▶ [What you should do] Report every line in the listing that contains the string "PQRS".

▶ [Stored rows]
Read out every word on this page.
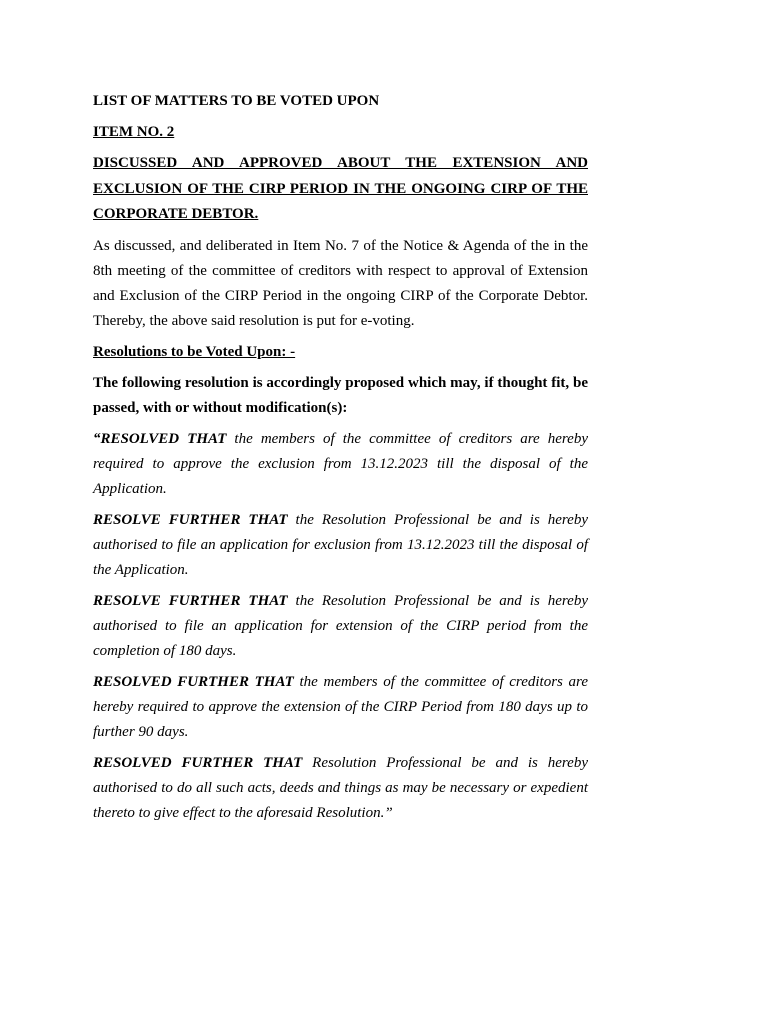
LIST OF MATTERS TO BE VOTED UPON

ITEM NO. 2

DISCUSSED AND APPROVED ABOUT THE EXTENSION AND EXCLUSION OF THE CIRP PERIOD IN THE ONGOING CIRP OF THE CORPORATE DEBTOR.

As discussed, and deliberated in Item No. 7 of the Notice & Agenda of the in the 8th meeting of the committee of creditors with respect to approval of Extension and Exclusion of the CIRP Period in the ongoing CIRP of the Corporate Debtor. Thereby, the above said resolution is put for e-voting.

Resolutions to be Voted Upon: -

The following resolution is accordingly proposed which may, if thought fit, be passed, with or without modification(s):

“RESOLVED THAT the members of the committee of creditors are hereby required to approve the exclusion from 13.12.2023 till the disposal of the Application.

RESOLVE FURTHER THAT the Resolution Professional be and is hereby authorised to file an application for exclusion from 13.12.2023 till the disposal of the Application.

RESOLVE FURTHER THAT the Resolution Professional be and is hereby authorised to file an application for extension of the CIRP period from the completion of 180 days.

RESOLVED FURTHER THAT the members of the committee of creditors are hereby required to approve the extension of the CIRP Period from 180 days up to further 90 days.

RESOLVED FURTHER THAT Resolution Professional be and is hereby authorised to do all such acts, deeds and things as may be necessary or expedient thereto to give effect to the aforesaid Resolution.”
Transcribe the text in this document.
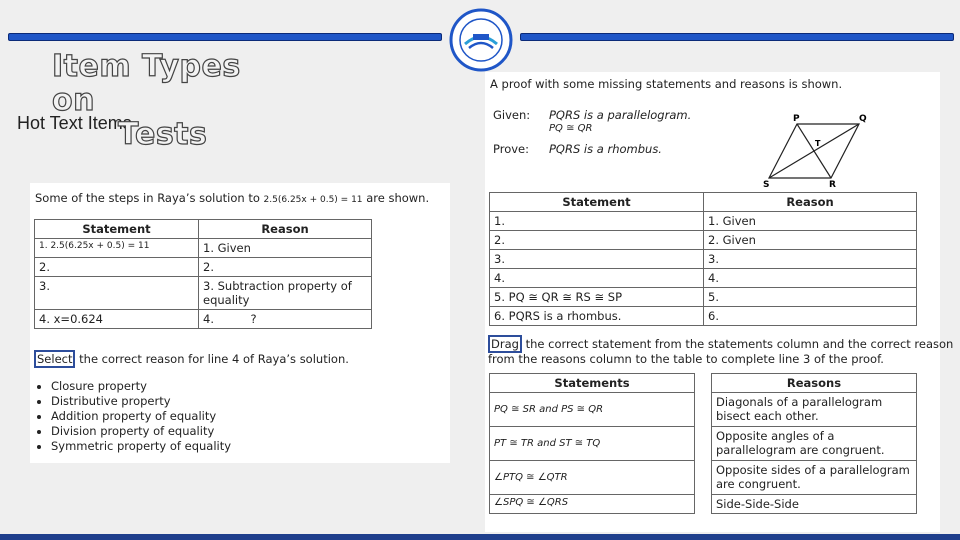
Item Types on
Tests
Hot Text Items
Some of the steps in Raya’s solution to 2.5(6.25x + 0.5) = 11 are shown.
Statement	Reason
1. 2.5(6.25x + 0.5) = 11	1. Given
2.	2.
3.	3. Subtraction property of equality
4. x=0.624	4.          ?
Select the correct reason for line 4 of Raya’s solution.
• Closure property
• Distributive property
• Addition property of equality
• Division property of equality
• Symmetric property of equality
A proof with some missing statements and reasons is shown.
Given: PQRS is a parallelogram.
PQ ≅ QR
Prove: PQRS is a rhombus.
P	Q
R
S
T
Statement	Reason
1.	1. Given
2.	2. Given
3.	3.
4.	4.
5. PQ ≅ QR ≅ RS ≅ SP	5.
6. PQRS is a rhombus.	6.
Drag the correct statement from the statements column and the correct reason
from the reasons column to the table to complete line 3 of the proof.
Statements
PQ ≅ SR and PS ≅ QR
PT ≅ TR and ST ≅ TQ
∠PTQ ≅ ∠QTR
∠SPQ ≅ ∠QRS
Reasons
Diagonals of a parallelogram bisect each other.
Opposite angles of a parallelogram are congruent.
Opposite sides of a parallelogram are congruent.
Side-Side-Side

* * *

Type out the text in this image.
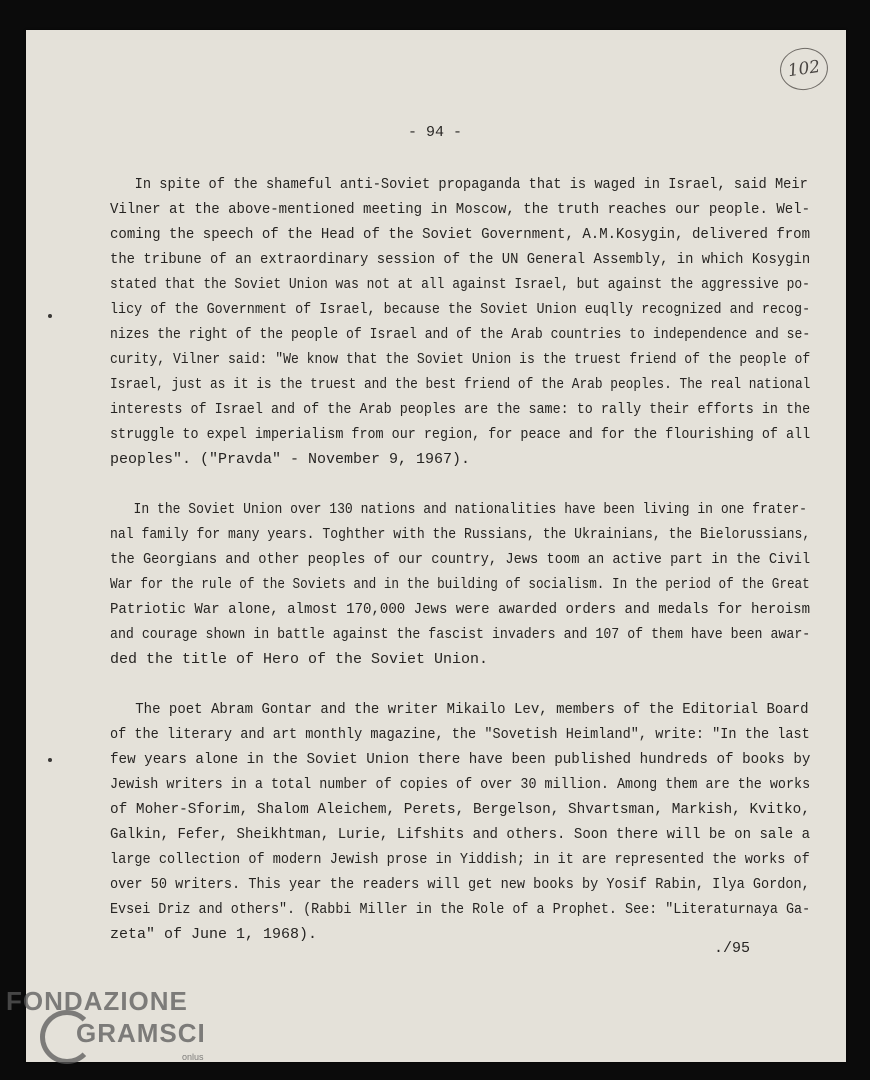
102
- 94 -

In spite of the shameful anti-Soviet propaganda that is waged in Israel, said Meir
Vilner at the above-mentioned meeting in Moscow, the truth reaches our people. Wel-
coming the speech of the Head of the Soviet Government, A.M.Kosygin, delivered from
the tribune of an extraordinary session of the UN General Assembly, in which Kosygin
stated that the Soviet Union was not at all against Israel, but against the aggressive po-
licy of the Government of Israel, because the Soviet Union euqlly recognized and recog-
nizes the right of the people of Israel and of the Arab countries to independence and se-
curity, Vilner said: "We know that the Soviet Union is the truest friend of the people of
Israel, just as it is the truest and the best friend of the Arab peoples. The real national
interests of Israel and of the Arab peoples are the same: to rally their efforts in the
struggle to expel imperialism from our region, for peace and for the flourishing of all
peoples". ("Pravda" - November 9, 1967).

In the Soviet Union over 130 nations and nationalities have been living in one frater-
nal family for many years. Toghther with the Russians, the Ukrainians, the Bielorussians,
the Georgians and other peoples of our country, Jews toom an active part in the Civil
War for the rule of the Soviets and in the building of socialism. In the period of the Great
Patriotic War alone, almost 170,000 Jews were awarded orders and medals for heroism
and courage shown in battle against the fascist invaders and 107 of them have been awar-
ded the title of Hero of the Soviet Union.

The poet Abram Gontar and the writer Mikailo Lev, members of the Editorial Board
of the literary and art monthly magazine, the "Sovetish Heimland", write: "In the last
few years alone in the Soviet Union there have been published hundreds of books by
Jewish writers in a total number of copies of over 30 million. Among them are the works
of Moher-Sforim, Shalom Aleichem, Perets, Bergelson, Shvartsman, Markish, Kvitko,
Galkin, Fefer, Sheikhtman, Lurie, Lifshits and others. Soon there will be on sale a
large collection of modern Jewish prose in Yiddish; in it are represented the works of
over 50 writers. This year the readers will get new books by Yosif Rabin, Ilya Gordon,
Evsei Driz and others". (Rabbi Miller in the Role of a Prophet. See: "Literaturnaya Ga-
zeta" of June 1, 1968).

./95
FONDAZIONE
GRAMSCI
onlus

▶ [Response to the exercise]
Given: PQRS is a parallelogram.
Prove: PQRS is a rhombus.
6. PQRS is a rhombus.	6.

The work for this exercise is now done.